Raw records =>
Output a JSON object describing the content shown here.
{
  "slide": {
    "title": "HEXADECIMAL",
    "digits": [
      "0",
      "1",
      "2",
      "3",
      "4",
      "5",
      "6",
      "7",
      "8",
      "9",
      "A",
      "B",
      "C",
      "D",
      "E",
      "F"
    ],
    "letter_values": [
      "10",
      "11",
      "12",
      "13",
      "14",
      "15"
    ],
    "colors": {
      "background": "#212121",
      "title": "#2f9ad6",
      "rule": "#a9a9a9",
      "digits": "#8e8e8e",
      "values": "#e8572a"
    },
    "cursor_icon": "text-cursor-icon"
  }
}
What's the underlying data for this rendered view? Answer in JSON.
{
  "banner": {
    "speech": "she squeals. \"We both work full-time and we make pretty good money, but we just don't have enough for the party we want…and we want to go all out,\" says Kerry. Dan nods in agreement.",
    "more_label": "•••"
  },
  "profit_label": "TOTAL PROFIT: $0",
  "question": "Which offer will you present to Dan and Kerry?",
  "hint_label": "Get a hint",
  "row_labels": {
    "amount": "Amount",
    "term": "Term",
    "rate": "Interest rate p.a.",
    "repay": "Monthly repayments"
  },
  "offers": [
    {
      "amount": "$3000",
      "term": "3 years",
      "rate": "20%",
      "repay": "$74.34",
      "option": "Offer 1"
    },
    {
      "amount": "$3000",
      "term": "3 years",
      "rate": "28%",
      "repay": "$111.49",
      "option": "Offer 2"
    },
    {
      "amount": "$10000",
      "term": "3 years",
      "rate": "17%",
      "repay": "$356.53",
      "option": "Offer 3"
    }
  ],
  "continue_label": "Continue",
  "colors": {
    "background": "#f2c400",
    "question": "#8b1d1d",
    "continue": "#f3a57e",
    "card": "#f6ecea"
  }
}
...
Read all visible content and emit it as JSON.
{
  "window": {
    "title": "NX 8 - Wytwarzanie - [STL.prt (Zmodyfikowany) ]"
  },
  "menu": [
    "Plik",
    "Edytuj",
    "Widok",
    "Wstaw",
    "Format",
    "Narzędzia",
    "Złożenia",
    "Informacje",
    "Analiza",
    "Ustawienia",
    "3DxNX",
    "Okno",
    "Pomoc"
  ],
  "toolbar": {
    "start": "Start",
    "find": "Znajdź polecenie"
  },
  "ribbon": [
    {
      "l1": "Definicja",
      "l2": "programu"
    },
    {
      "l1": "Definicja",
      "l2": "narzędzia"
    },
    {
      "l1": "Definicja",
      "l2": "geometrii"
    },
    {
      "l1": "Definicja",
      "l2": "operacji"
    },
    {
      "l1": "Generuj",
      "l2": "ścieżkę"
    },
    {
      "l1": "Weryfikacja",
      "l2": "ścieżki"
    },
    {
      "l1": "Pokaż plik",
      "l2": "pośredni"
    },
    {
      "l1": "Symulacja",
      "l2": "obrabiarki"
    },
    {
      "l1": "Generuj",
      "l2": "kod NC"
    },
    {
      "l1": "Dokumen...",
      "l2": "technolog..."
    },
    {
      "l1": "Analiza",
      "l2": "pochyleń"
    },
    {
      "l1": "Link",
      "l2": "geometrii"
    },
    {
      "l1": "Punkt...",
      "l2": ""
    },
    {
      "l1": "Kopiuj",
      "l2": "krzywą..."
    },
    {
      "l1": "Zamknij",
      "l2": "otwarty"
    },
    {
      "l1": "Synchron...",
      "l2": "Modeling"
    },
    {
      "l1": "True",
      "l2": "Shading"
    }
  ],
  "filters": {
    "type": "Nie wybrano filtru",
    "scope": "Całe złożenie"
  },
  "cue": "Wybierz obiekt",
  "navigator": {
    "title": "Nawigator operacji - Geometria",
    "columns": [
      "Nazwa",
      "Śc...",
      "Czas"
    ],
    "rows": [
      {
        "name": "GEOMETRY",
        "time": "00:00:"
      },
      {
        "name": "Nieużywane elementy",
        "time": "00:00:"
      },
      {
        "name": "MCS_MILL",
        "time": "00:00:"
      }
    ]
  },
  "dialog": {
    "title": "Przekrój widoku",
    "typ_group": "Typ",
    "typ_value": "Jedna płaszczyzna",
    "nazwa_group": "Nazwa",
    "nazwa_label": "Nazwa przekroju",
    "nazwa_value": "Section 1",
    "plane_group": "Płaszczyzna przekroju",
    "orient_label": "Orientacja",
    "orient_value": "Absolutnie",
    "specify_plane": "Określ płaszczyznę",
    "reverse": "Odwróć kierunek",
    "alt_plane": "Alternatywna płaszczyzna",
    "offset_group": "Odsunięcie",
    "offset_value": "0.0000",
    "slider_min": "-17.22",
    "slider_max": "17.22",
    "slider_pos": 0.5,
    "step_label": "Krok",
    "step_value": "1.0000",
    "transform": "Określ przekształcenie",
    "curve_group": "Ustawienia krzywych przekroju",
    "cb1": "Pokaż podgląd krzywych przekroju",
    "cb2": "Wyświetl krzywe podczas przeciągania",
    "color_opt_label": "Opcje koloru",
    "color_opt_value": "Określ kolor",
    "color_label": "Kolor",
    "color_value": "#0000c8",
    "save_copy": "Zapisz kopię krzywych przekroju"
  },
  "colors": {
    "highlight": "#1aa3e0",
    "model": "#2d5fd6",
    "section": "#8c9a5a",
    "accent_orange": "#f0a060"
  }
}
* * *
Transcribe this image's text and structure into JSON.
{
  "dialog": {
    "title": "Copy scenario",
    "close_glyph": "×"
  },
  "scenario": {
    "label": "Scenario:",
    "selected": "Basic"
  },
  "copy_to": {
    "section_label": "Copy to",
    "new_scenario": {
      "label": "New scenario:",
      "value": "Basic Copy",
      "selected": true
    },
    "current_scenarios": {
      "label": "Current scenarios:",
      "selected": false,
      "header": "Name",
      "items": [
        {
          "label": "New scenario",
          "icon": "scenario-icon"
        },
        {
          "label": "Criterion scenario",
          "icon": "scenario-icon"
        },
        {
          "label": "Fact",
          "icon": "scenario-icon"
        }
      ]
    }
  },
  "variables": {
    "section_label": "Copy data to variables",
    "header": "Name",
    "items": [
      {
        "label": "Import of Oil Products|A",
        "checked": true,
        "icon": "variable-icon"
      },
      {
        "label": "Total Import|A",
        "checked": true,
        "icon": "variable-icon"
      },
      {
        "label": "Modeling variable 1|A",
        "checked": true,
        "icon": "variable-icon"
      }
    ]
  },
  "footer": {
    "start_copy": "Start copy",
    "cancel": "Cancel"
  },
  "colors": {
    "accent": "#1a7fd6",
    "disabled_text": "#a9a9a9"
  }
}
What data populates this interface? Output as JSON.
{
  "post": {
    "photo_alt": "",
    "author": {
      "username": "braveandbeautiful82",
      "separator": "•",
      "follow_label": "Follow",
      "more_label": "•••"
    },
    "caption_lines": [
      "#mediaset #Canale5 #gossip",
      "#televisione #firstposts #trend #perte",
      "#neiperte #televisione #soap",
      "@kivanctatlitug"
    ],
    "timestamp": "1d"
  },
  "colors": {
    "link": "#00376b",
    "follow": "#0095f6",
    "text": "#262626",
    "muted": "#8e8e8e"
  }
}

Problem requirements => Count the lines in the records above that hold the word "Output", and give only that number.

In response => 2